* START Provided records *

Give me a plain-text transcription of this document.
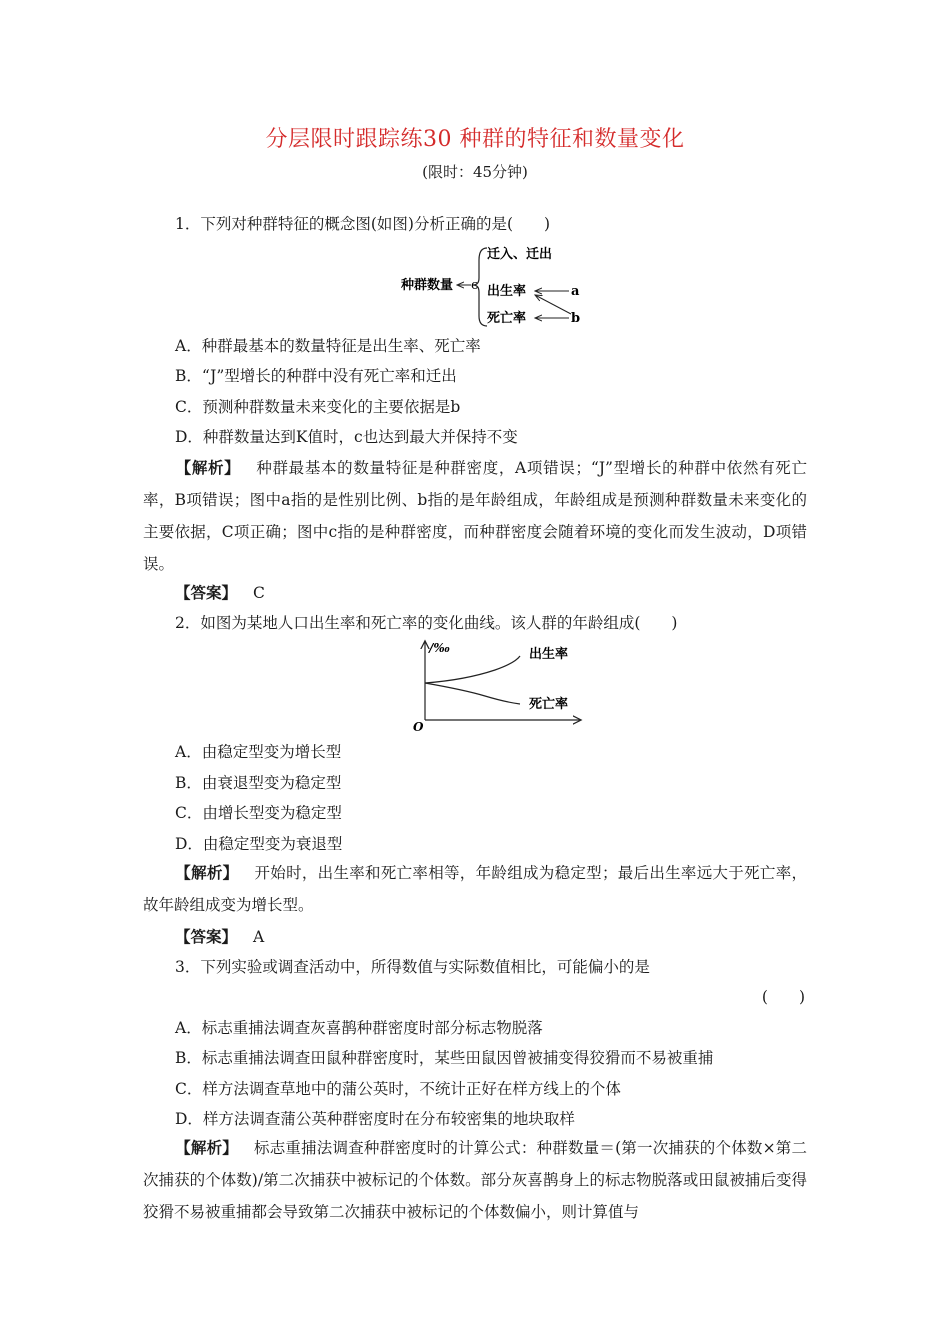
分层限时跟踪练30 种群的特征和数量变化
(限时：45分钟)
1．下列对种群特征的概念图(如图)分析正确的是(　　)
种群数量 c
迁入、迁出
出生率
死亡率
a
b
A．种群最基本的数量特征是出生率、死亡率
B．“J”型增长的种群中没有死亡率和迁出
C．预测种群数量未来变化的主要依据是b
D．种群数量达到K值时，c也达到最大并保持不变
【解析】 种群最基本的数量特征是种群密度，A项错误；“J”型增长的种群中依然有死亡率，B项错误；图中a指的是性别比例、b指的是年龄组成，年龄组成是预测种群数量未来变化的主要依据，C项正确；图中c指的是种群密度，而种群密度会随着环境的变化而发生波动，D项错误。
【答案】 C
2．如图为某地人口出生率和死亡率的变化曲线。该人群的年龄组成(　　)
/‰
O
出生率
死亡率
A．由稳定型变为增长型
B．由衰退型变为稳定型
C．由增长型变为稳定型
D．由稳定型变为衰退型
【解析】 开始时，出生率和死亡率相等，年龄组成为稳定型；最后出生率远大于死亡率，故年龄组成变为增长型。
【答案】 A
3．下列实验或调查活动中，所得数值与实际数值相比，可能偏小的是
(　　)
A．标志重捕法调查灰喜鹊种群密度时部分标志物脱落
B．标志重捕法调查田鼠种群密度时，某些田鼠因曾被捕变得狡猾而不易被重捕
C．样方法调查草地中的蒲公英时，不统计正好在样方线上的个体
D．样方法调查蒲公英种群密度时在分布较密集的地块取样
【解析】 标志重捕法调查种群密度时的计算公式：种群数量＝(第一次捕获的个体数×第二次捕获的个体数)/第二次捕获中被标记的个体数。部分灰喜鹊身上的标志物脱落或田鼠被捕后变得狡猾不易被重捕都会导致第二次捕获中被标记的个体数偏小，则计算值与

* END Provided records *
* START Provided records *

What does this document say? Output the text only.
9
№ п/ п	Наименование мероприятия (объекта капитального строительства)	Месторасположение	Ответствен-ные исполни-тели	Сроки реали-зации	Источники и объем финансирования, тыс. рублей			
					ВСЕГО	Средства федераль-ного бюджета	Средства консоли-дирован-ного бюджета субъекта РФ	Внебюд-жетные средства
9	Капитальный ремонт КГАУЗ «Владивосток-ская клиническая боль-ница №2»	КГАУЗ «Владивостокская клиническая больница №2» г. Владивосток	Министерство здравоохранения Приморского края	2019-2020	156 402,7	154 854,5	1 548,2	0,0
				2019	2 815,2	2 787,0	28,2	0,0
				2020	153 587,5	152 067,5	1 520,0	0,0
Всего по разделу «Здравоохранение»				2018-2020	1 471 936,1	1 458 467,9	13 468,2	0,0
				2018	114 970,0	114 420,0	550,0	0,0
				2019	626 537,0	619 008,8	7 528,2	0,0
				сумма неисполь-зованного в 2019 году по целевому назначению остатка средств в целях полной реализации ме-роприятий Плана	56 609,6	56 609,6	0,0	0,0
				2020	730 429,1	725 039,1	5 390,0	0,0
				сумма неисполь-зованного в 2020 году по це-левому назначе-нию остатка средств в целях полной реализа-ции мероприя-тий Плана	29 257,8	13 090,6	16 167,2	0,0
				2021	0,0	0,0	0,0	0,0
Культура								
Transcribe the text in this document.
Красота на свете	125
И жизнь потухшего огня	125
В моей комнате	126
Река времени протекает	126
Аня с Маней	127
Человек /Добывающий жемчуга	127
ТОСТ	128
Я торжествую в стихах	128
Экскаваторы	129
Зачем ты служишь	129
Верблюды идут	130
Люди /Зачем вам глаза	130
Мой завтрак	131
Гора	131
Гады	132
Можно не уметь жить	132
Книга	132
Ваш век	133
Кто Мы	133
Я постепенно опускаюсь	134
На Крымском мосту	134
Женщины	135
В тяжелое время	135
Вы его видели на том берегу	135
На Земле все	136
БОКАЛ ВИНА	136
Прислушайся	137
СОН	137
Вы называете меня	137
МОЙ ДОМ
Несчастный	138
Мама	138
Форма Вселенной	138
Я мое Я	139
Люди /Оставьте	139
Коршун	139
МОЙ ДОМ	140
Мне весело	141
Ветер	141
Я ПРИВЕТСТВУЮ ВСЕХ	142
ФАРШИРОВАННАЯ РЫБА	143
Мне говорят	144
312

* END Provided records *

• **Stated goal**:
Search the records for the word "полной", then list every line that has it.

• **Final result**:
				сумма неисполь-зованного в 2019 году по целевому назначению остатка средств в целях полной реализации ме-роприятий Плана	56 609,6	56 609,6	0,0	0,0
				сумма неисполь-зованного в 2020 году по це-левому назначе-нию остатка средств в целях полной реализа-ции мероприя-тий Плана	29 257,8	13 090,6	16 167,2	0,0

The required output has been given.